• _WRITTEN TASK_
What is the number of lines containing the string "name"? Answer with the number only.

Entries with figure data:
#####

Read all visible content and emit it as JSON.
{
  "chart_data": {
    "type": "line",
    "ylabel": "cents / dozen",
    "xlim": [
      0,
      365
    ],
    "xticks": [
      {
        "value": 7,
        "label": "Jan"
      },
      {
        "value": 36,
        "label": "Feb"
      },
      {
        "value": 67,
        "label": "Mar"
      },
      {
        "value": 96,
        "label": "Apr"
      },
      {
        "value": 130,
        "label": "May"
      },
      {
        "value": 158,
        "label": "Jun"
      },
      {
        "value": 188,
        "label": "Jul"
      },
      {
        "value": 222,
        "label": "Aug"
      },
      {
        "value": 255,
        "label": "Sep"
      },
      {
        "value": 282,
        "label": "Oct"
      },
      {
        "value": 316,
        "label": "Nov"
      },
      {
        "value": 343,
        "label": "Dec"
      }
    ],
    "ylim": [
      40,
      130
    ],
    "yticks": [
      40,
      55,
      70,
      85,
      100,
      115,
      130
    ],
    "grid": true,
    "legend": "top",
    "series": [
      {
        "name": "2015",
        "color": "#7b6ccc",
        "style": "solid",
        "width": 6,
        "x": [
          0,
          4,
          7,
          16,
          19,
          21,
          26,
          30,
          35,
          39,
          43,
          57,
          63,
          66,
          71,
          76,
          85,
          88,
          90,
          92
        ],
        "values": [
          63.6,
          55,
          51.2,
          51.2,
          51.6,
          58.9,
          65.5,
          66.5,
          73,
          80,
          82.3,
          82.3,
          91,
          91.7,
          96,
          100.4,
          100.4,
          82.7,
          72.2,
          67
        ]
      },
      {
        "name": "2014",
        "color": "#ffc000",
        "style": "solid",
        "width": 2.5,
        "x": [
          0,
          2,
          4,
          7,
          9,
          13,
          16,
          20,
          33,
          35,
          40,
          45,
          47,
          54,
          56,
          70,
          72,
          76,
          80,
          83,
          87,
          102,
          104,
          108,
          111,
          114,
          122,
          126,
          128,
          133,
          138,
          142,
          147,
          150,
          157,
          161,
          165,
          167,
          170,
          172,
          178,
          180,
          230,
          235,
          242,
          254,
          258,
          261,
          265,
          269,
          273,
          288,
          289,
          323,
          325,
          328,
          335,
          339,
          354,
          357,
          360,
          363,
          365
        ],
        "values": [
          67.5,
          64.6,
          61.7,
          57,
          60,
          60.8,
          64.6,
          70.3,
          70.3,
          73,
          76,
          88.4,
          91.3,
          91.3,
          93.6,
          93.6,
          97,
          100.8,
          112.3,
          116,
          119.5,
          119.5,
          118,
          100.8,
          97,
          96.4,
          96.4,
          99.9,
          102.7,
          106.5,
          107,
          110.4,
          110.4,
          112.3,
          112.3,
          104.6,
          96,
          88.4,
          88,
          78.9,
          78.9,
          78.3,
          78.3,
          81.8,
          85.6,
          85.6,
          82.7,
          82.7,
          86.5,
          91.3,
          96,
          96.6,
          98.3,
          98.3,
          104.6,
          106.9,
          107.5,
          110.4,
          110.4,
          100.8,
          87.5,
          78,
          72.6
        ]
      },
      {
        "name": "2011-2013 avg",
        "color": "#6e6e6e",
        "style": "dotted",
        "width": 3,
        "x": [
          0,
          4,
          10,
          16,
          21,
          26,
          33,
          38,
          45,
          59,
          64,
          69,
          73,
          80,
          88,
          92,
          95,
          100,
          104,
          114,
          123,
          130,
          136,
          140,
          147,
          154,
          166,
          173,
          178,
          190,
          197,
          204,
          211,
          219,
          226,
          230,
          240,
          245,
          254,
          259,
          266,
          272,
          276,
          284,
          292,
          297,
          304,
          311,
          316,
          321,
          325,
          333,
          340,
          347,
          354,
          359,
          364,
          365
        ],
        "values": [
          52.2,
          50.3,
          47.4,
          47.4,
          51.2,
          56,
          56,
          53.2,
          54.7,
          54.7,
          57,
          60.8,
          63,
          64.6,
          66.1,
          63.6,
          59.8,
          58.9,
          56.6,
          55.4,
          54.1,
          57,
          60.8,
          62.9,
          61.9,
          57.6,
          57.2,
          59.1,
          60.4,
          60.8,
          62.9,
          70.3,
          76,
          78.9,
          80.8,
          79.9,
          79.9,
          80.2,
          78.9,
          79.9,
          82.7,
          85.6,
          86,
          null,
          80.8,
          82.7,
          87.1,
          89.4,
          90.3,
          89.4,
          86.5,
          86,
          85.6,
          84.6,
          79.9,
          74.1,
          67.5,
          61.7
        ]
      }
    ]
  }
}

#####

• _EXPECTED ANSWER_
3